» **Exercise aim**: An exact repetition of every entry, with no images, is the required answer.

» **Exercise data**:
^^^^
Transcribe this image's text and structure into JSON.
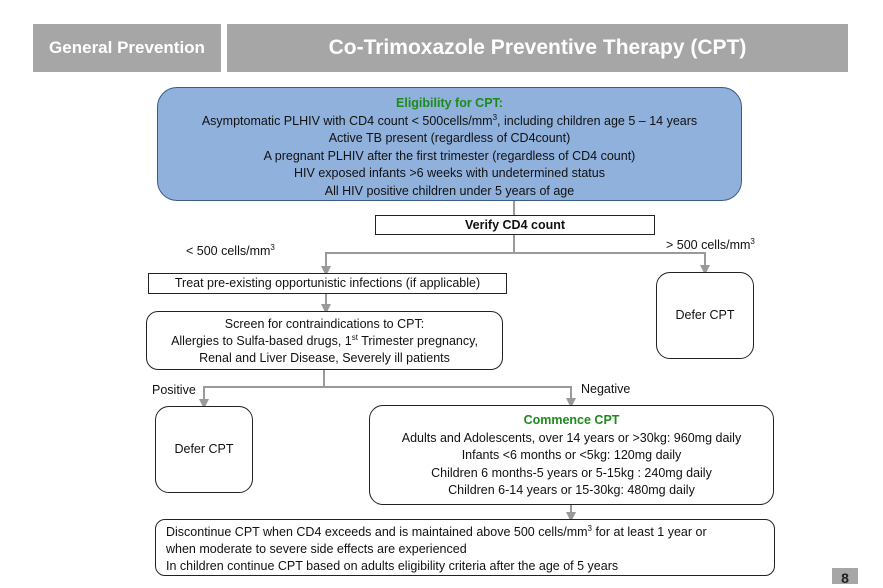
{
  "header": {
    "section": "General Prevention",
    "title": "Co-Trimoxazole Preventive Therapy (CPT)"
  },
  "eligibility": {
    "heading": "Eligibility for CPT:",
    "line1_pre": "Asymptomatic PLHIV with CD4 count < 500cells/mm",
    "line1_sup": "3",
    "line1_post": ", including children age 5 – 14 years",
    "line2": "Active TB present (regardless of CD4count)",
    "line3": "A pregnant PLHIV after the first trimester (regardless of CD4 count)",
    "line4": "HIV exposed infants >6 weeks  with undetermined status",
    "line5": "All HIV positive children under 5 years of age"
  },
  "verify": "Verify CD4 count",
  "branch_low": {
    "text": "< 500 cells/mm",
    "sup": "3"
  },
  "branch_high": {
    "text": "> 500 cells/mm",
    "sup": "3"
  },
  "treat": "Treat pre-existing opportunistic infections (if applicable)",
  "screen": {
    "line1": "Screen for contraindications to CPT:",
    "line2_pre": "Allergies to Sulfa-based drugs, 1",
    "line2_sup": "st",
    "line2_post": " Trimester pregnancy,",
    "line3": "Renal and Liver Disease, Severely ill patients"
  },
  "defer_right": "Defer CPT",
  "positive_label": "Positive",
  "negative_label": "Negative",
  "defer_left": "Defer CPT",
  "commence": {
    "heading": "Commence CPT",
    "line1": "Adults and Adolescents, over 14 years or >30kg: 960mg daily",
    "line2": "Infants <6 months or <5kg: 120mg daily",
    "line3": "Children 6 months-5 years or 5-15kg : 240mg daily",
    "line4": "Children 6-14 years or 15-30kg: 480mg daily"
  },
  "discontinue": {
    "line1_pre": "Discontinue CPT when CD4 exceeds and is maintained above 500 cells/mm",
    "line1_sup": "3",
    "line1_post": " for at least 1 year or",
    "line2": "when moderate to severe side effects are experienced",
    "line3": "In children continue CPT based on adults eligibility criteria after the age of 5 years"
  },
  "page_number": "8"
}
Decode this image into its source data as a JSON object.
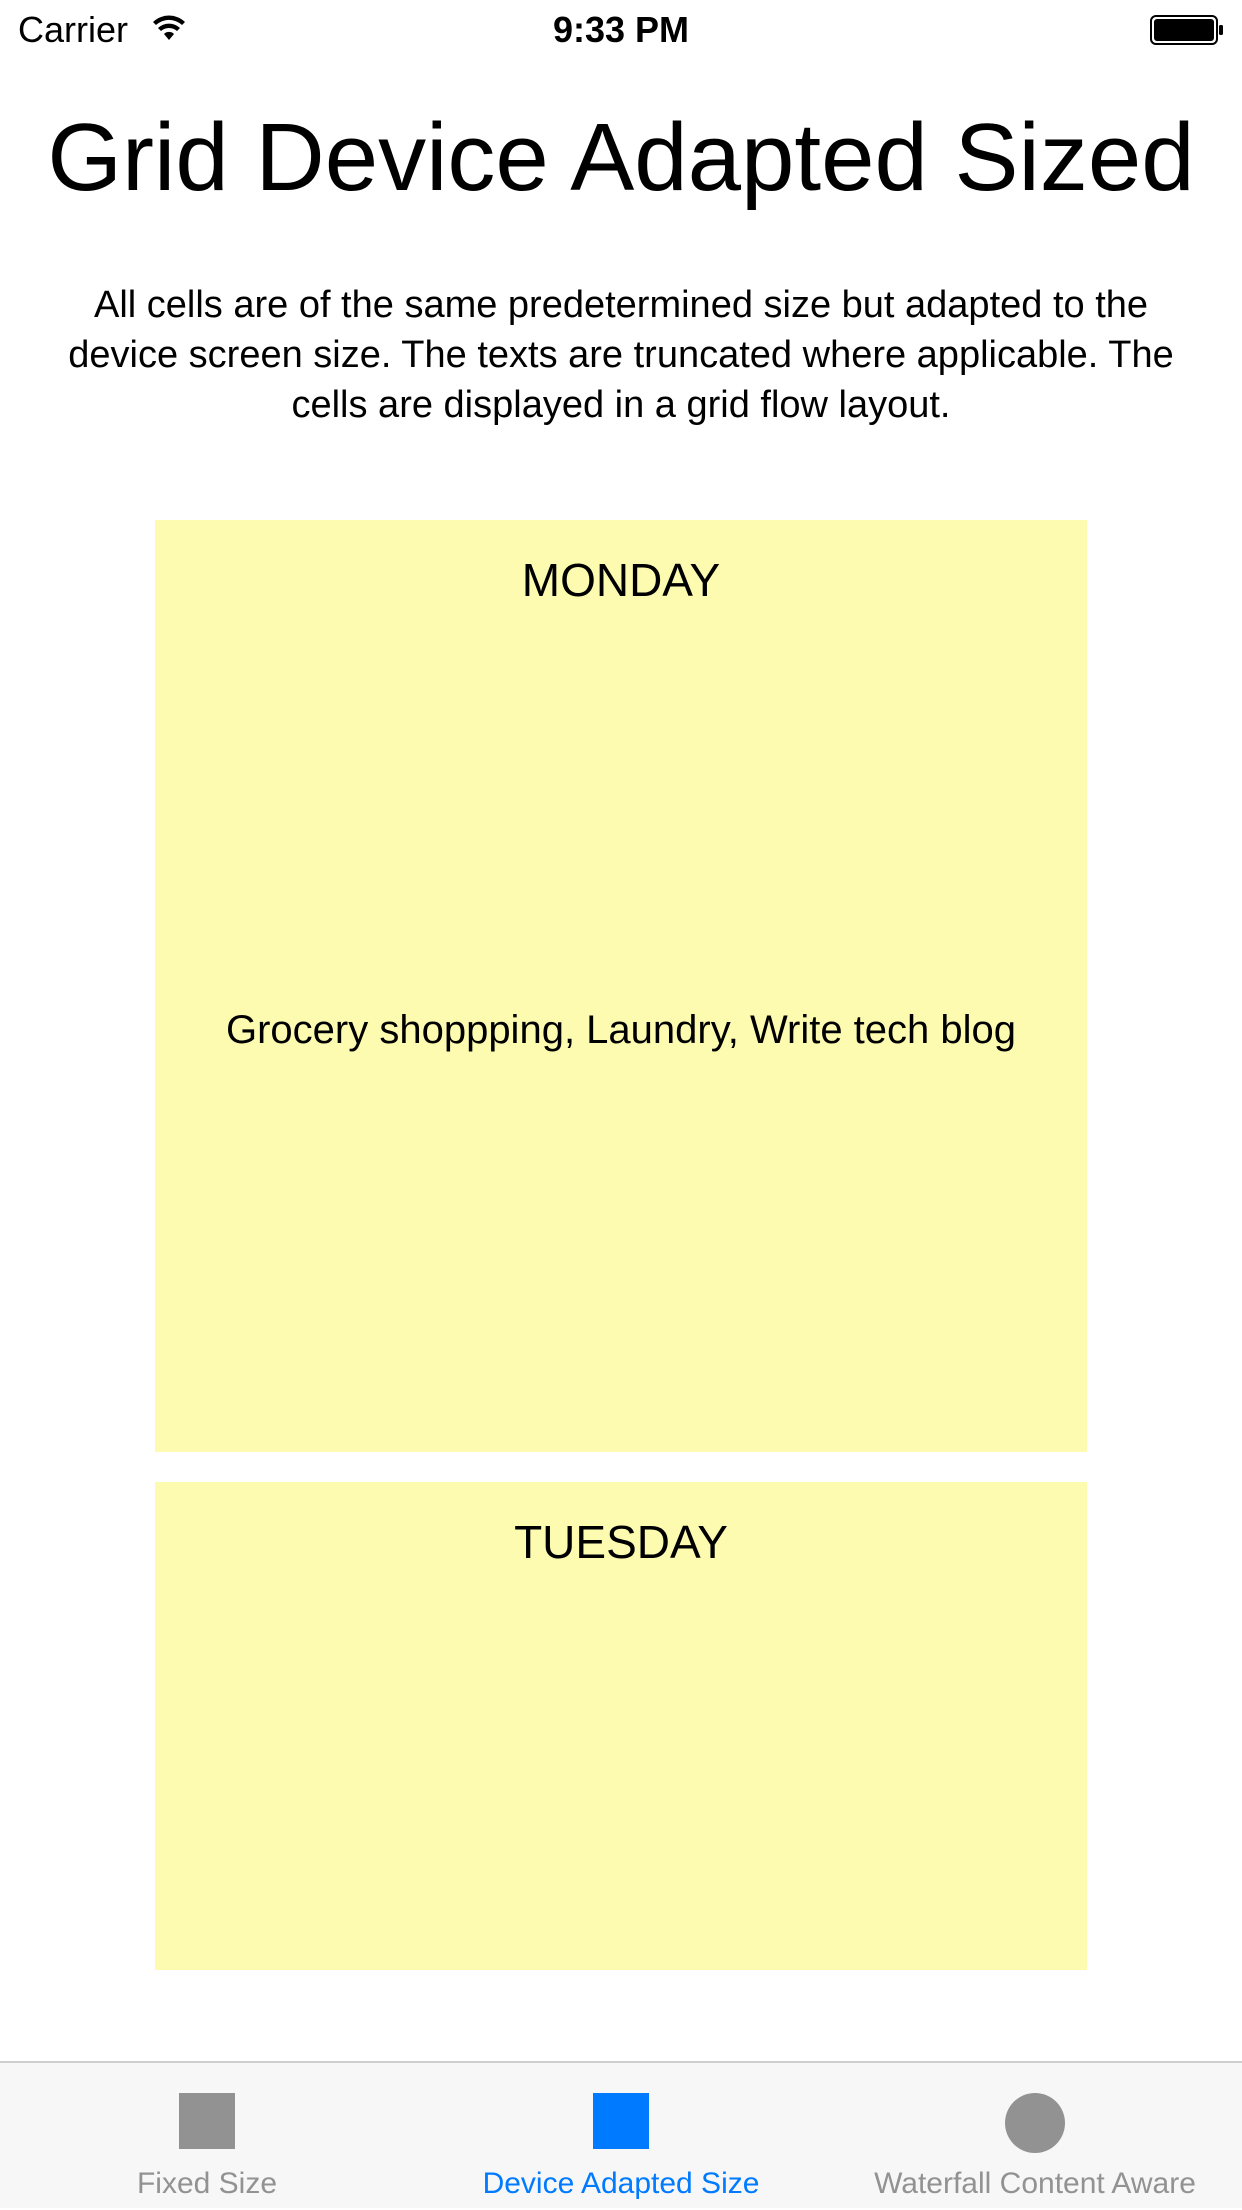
{
  "status_bar": {
    "carrier": "Carrier",
    "time": "9:33 PM",
    "wifi_icon": "wifi-icon",
    "battery_icon": "battery-full-icon"
  },
  "page": {
    "title": "Grid Device Adapted Sized",
    "description": "All cells are of the same predetermined size but adapted to the device screen size. The texts are truncated where applicable. The cells are displayed in a grid flow layout."
  },
  "cells": [
    {
      "day": "MONDAY",
      "note": "Grocery shoppping, Laundry, Write tech blog"
    },
    {
      "day": "TUESDAY",
      "note": ""
    }
  ],
  "tab_bar": {
    "tabs": [
      {
        "label": "Fixed Size",
        "icon": "square-icon",
        "active": false
      },
      {
        "label": "Device Adapted Size",
        "icon": "square-icon",
        "active": true
      },
      {
        "label": "Waterfall Content Aware",
        "icon": "circle-icon",
        "active": false
      }
    ]
  },
  "colors": {
    "cell_background": "#fdfbb0",
    "tab_active": "#007aff",
    "tab_inactive": "#929292",
    "tab_bar_background": "#f7f7f7"
  }
}
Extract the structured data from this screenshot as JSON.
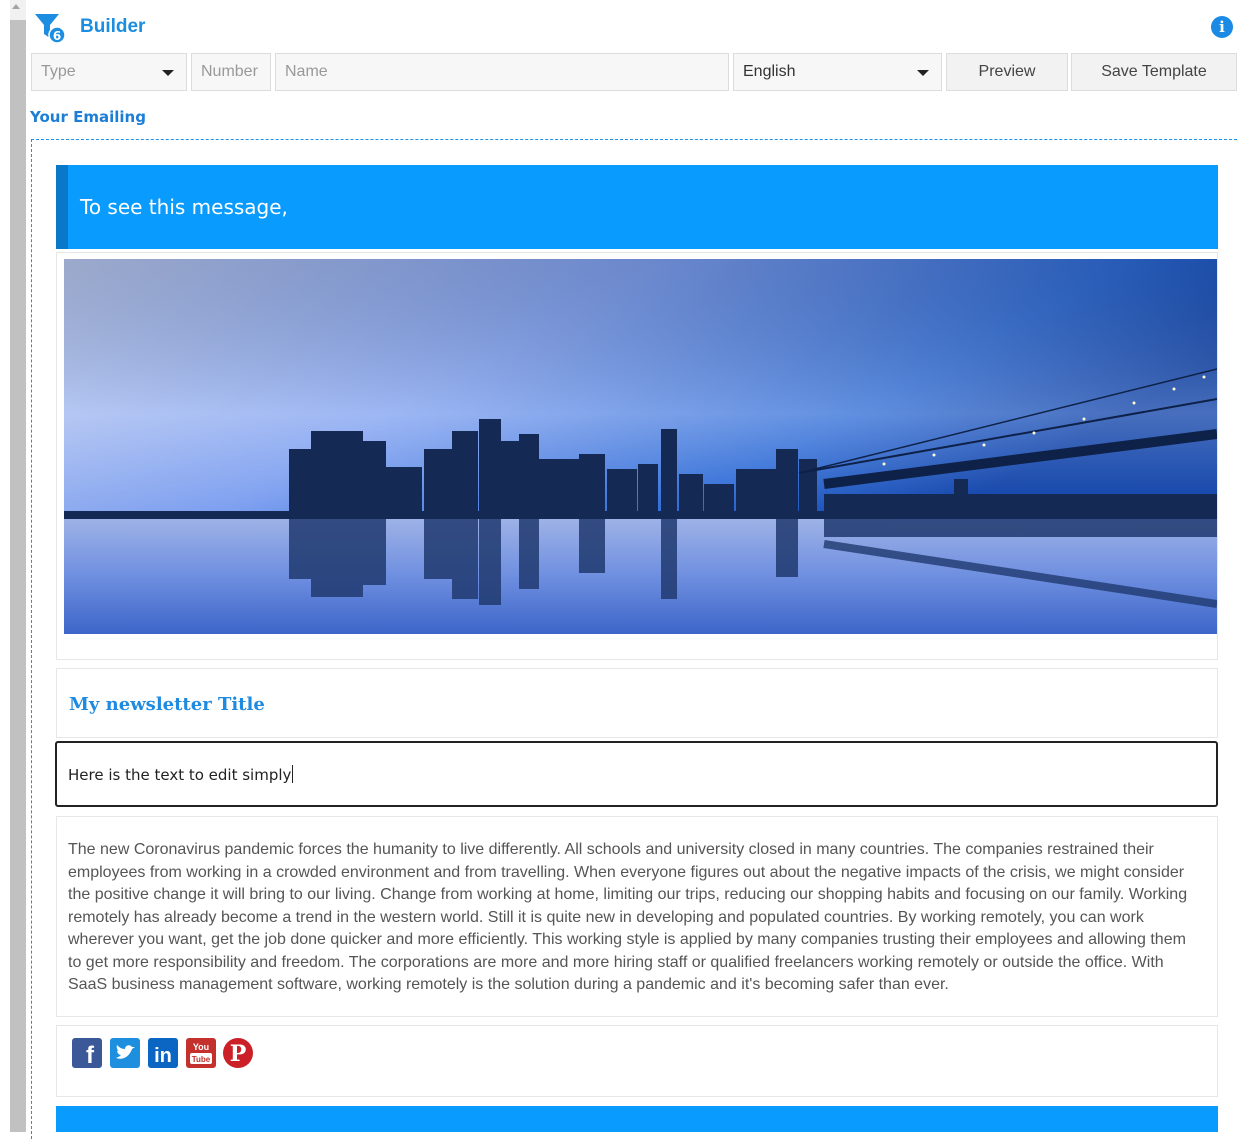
{
  "header": {
    "title": "Builder",
    "info_icon": "i"
  },
  "toolbar": {
    "type_placeholder": "Type",
    "number_placeholder": "Number",
    "name_placeholder": "Name",
    "language_value": "English",
    "preview_label": "Preview",
    "save_label": "Save Template"
  },
  "section_label": "Your Emailing",
  "email": {
    "banner_text": "To see this message,",
    "newsletter_title": "My newsletter Title",
    "edit_text": "Here is the text to edit simply",
    "body_text": "The new Coronavirus pandemic forces the humanity to live differently. All schools and university closed in many countries. The companies restrained their employees from working in a crowded environment and from travelling. When everyone figures out about the negative impacts of the crisis, we might consider the positive change it will bring to our living. Change from working at home, limiting our trips, reducing our shopping habits and focusing on our family. Working remotely has already become a trend in the western world. Still it is quite new in developing and populated countries. By working remotely, you can work wherever you want, get the job done quicker and more efficiently. This working style is applied by many companies trusting their employees and allowing them to get more responsibility and freedom. The corporations are more and more hiring staff or qualified freelancers working remotely or outside the office. With SaaS business management software, working remotely is the solution during a pandemic and it's becoming safer than ever.",
    "social_icons": [
      "facebook-icon",
      "twitter-icon",
      "linkedin-icon",
      "youtube-icon",
      "pinterest-icon"
    ],
    "social_labels": {
      "facebook": "f",
      "linkedin": "in",
      "youtube_top": "You",
      "youtube_bottom": "Tube",
      "pinterest": "P"
    }
  },
  "colors": {
    "accent": "#1c8de0",
    "banner": "#0a9bff",
    "banner_edge": "#0978c8",
    "facebook": "#3b5998",
    "twitter": "#1d8fde",
    "linkedin": "#0a66c2",
    "youtube": "#c4302b",
    "pinterest": "#cb2027"
  }
}
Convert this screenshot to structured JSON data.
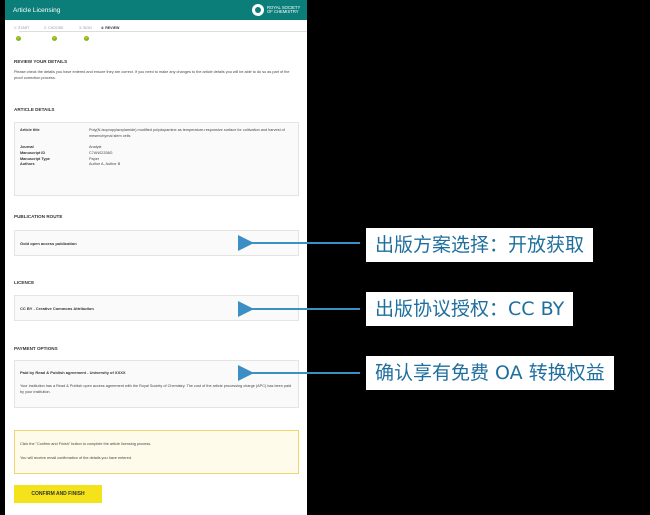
{
  "header": {
    "title": "Article Licensing",
    "brand": "ROYAL SOCIETY OF CHEMISTRY"
  },
  "steps": [
    {
      "label": "1: START",
      "done": true
    },
    {
      "label": "2: CHOOSE",
      "done": true
    },
    {
      "label": "3: SIGN",
      "done": true
    },
    {
      "label": "4: REVIEW",
      "done": false
    }
  ],
  "review": {
    "heading": "REVIEW YOUR DETAILS",
    "intro": "Please check the details you have entered and ensure they are correct. If you need to make any changes to the article details you will be able to do so as part of the proof correction process."
  },
  "article": {
    "heading": "ARTICLE DETAILS",
    "rows": [
      {
        "k": "Article title",
        "v": "Poly(N-isopropylacrylamide) modified polydopamine as temperature-responsive surface for cultivation and harvest of mesenchymal stem cells"
      },
      {
        "k": "Journal",
        "v": "Analyst"
      },
      {
        "k": "Manuscript ID",
        "v": "C7AN02336G"
      },
      {
        "k": "Manuscript Type",
        "v": "Paper"
      },
      {
        "k": "Authors",
        "v": "Author A, Author B"
      }
    ]
  },
  "publication": {
    "heading": "PUBLICATION ROUTE",
    "value": "Gold open access publication"
  },
  "licence": {
    "heading": "LICENCE",
    "value": "CC BY - Creative Commons Attribution"
  },
  "payment": {
    "heading": "PAYMENT OPTIONS",
    "value": "Paid by Read & Publish agreement - University of XXXX",
    "detail": "Your institution has a Read & Publish open access agreement with the Royal Society of Chemistry. The cost of the article processing charge (APC) has been paid by your institution."
  },
  "notice": {
    "line1": "Click the \"Confirm and Finish\" button to complete the article licensing process.",
    "line2": "You will receive email confirmation of the details you have entered."
  },
  "confirm_button": "CONFIRM AND FINISH",
  "annotations": {
    "route": "出版方案选择：开放获取",
    "licence": "出版协议授权：CC BY",
    "payment": "确认享有免费 OA 转换权益"
  },
  "colors": {
    "brand": "#0b7e79",
    "accent": "#f4e21a",
    "annotation_text": "#1f6f9e",
    "arrow": "#3b8fc4"
  }
}
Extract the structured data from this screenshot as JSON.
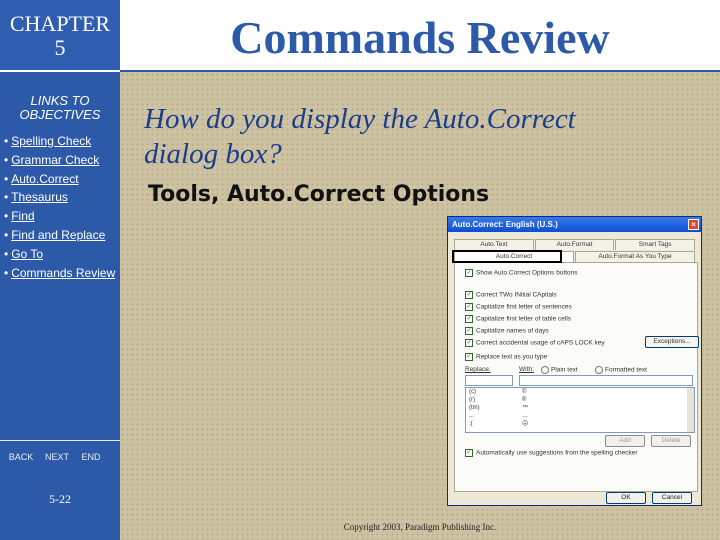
^^^^
» **Response for this exercise**:
Transcribe this image's text and structure into JSON.
{
  "header": {
    "section": "General Prevention",
    "title": "Co-Trimoxazole Preventive Therapy (CPT)"
  },
  "eligibility": {
    "heading": "Eligibility for CPT:",
    "line1_pre": "Asymptomatic PLHIV with CD4 count < 500cells/mm",
    "line1_sup": "3",
    "line1_post": ", including children age 5 – 14 years",
    "line2": "Active TB present (regardless of CD4count)",
    "line3": "A pregnant PLHIV after the first trimester (regardless of CD4 count)",
    "line4": "HIV exposed infants >6 weeks  with undetermined status",
    "line5": "All HIV positive children under 5 years of age"
  },
  "verify": "Verify CD4 count",
  "branch_low": {
    "text": "< 500 cells/mm",
    "sup": "3"
  },
  "branch_high": {
    "text": "> 500 cells/mm",
    "sup": "3"
  },
  "treat": "Treat pre-existing opportunistic infections (if applicable)",
  "screen": {
    "line1": "Screen for contraindications to CPT:",
    "line2_pre": "Allergies to Sulfa-based drugs, 1",
    "line2_sup": "st",
    "line2_post": " Trimester pregnancy,",
    "line3": "Renal and Liver Disease, Severely ill patients"
  },
  "defer_right": "Defer CPT",
  "positive_label": "Positive",
  "negative_label": "Negative",
  "defer_left": "Defer CPT",
  "commence": {
    "heading": "Commence CPT",
    "line1": "Adults and Adolescents, over 14 years or >30kg: 960mg daily",
    "line2": "Infants <6 months or <5kg: 120mg daily",
    "line3": "Children 6 months-5 years or 5-15kg : 240mg daily",
    "line4": "Children 6-14 years or 15-30kg: 480mg daily"
  },
  "discontinue": {
    "line1_pre": "Discontinue CPT when CD4 exceeds and is maintained above 500 cells/mm",
    "line1_sup": "3",
    "line1_post": " for at least 1 year or",
    "line2": "when moderate to severe side effects are experienced",
    "line3": "In children continue CPT based on adults eligibility criteria after the age of 5 years"
  },
  "page_number": "8"
}
Decode this image into its source data as a JSON object.
{
  "status_bar": {
    "carrier": "Carrier",
    "time": "9:33 PM",
    "wifi_icon": "wifi-icon",
    "battery_icon": "battery-full-icon"
  },
  "page": {
    "title": "Grid Device Adapted Sized",
    "description": "All cells are of the same predetermined size but adapted to the device screen size. The texts are truncated where applicable. The cells are displayed in a grid flow layout."
  },
  "cells": [
    {
      "day": "MONDAY",
      "note": "Grocery shoppping, Laundry, Write tech blog"
    },
    {
      "day": "TUESDAY",
      "note": ""
    }
  ],
  "tab_bar": {
    "tabs": [
      {
        "label": "Fixed Size",
        "icon": "square-icon",
        "active": false
      },
      {
        "label": "Device Adapted Size",
        "icon": "square-icon",
        "active": true
      },
      {
        "label": "Waterfall Content Aware",
        "icon": "circle-icon",
        "active": false
      }
    ]
  },
  "colors": {
    "cell_background": "#fdfbb0",
    "tab_active": "#007aff",
    "tab_inactive": "#929292",
    "tab_bar_background": "#f7f7f7"
  }
}
Extract the structured data from this screenshot as JSON.
{
  "header": {
    "title": "Builder",
    "info_icon": "i"
  },
  "toolbar": {
    "type_placeholder": "Type",
    "number_placeholder": "Number",
    "name_placeholder": "Name",
    "language_value": "English",
    "preview_label": "Preview",
    "save_label": "Save Template"
  },
  "section_label": "Your Emailing",
  "email": {
    "banner_text": "To see this message,",
    "newsletter_title": "My newsletter Title",
    "edit_text": "Here is the text to edit simply",
    "body_text": "The new Coronavirus pandemic forces the humanity to live differently. All schools and university closed in many countries. The companies restrained their employees from working in a crowded environment and from travelling. When everyone figures out about the negative impacts of the crisis, we might consider the positive change it will bring to our living. Change from working at home, limiting our trips, reducing our shopping habits and focusing on our family. Working remotely has already become a trend in the western world. Still it is quite new in developing and populated countries. By working remotely, you can work wherever you want, get the job done quicker and more efficiently. This working style is applied by many companies trusting their employees and allowing them to get more responsibility and freedom. The corporations are more and more hiring staff or qualified freelancers working remotely or outside the office. With SaaS business management software, working remotely is the solution during a pandemic and it's becoming safer than ever.",
    "social_icons": [
      "facebook-icon",
      "twitter-icon",
      "linkedin-icon",
      "youtube-icon",
      "pinterest-icon"
    ],
    "social_labels": {
      "facebook": "f",
      "linkedin": "in",
      "youtube_top": "You",
      "youtube_bottom": "Tube",
      "pinterest": "P"
    }
  },
  "colors": {
    "accent": "#1c8de0",
    "banner": "#0a9bff",
    "banner_edge": "#0978c8",
    "facebook": "#3b5998",
    "twitter": "#1d8fde",
    "linkedin": "#0a66c2",
    "youtube": "#c4302b",
    "pinterest": "#cb2027"
  }
}
Convert this screenshot to structured JSON data.
{
  "header": {
    "title": "Article Licensing",
    "brand": "ROYAL SOCIETY OF CHEMISTRY"
  },
  "steps": [
    {
      "label": "1: START",
      "done": true
    },
    {
      "label": "2: CHOOSE",
      "done": true
    },
    {
      "label": "3: SIGN",
      "done": true
    },
    {
      "label": "4: REVIEW",
      "done": false
    }
  ],
  "review": {
    "heading": "REVIEW YOUR DETAILS",
    "intro": "Please check the details you have entered and ensure they are correct. If you need to make any changes to the article details you will be able to do so as part of the proof correction process."
  },
  "article": {
    "heading": "ARTICLE DETAILS",
    "rows": [
      {
        "k": "Article title",
        "v": "Poly(N-isopropylacrylamide) modified polydopamine as temperature-responsive surface for cultivation and harvest of mesenchymal stem cells"
      },
      {
        "k": "Journal",
        "v": "Analyst"
      },
      {
        "k": "Manuscript ID",
        "v": "C7AN02336G"
      },
      {
        "k": "Manuscript Type",
        "v": "Paper"
      },
      {
        "k": "Authors",
        "v": "Author A, Author B"
      }
    ]
  },
  "publication": {
    "heading": "PUBLICATION ROUTE",
    "value": "Gold open access publication"
  },
  "licence": {
    "heading": "LICENCE",
    "value": "CC BY - Creative Commons Attribution"
  },
  "payment": {
    "heading": "PAYMENT OPTIONS",
    "value": "Paid by Read & Publish agreement - University of XXXX",
    "detail": "Your institution has a Read & Publish open access agreement with the Royal Society of Chemistry. The cost of the article processing charge (APC) has been paid by your institution."
  },
  "notice": {
    "line1": "Click the \"Confirm and Finish\" button to complete the article licensing process.",
    "line2": "You will receive email confirmation of the details you have entered."
  },
  "confirm_button": "CONFIRM AND FINISH",
  "annotations": {
    "route": "出版方案选择：开放获取",
    "licence": "出版协议授权：CC BY",
    "payment": "确认享有免费 OA 转换权益"
  },
  "colors": {
    "brand": "#0b7e79",
    "accent": "#f4e21a",
    "annotation_text": "#1f6f9e",
    "arrow": "#3b8fc4"
  }
}
Extract the structured data from this screenshot as JSON.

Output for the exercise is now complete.